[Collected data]
--- --- ---
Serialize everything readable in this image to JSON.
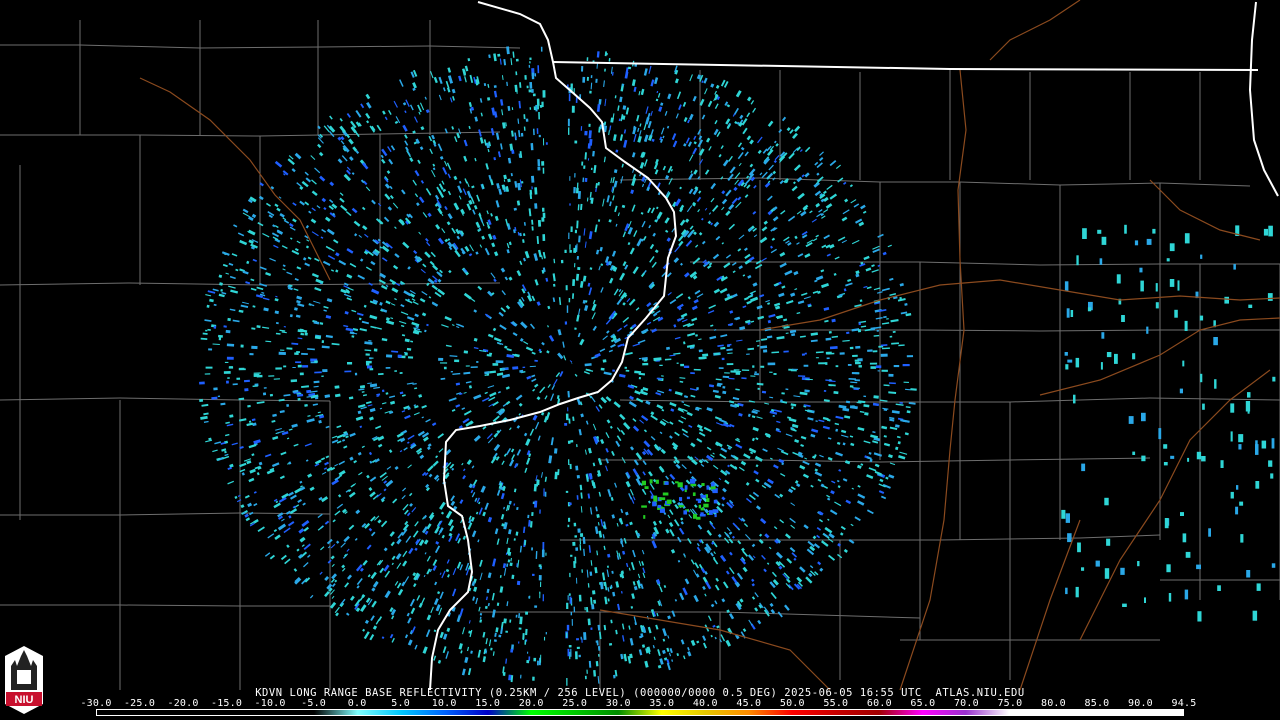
{
  "product": {
    "station": "KDVN",
    "caption": "KDVN LONG RANGE BASE REFLECTIVITY (0.25KM / 256 LEVEL) (000000/0000 0.5 DEG) 2025-06-05 16:55 UTC  ATLAS.NIU.EDU"
  },
  "logo": {
    "text": "NIU"
  },
  "colorbar": {
    "tick_labels": [
      "-30.0",
      "-25.0",
      "-20.0",
      "-15.0",
      "-10.0",
      "-5.0",
      "0.0",
      "5.0",
      "10.0",
      "15.0",
      "20.0",
      "25.0",
      "30.0",
      "35.0",
      "40.0",
      "45.0",
      "50.0",
      "55.0",
      "60.0",
      "65.0",
      "70.0",
      "75.0",
      "80.0",
      "85.0",
      "90.0",
      "94.5"
    ],
    "gradient_colors": [
      "#000000",
      "#000000",
      "#000000",
      "#000000",
      "#000000",
      "#000000",
      "#7fffff",
      "#00c8ff",
      "#0064ff",
      "#0000c8",
      "#00ff00",
      "#00c800",
      "#008c00",
      "#ffff00",
      "#e6c800",
      "#ff8c00",
      "#ff0000",
      "#c80000",
      "#a00000",
      "#ff00ff",
      "#9932cc",
      "#ffffff",
      "#ffffff",
      "#ffffff",
      "#ffffff",
      "#ffffff"
    ]
  },
  "map_colors": {
    "background": "#000000",
    "county_lines": "#6e6e6e",
    "state_lines": "#ffffff",
    "highways": "#8b4a1e",
    "echo_light": "#2fd6d6",
    "echo_mid": "#2aa8e8",
    "echo_blue": "#1f5fff",
    "echo_green": "#22cc22"
  }
}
--- --- ---
YOUR INSTRUCTIONS
Go through the records and pull out each line that includes the word "KDVN".

FINAL RESULT
    "station": "KDVN",
    "caption": "KDVN LONG RANGE BASE REFLECTIVITY (0.25KM / 256 LEVEL) (000000/0000 0.5 DEG) 2025-06-05 16:55 UTC  ATLAS.NIU.EDU"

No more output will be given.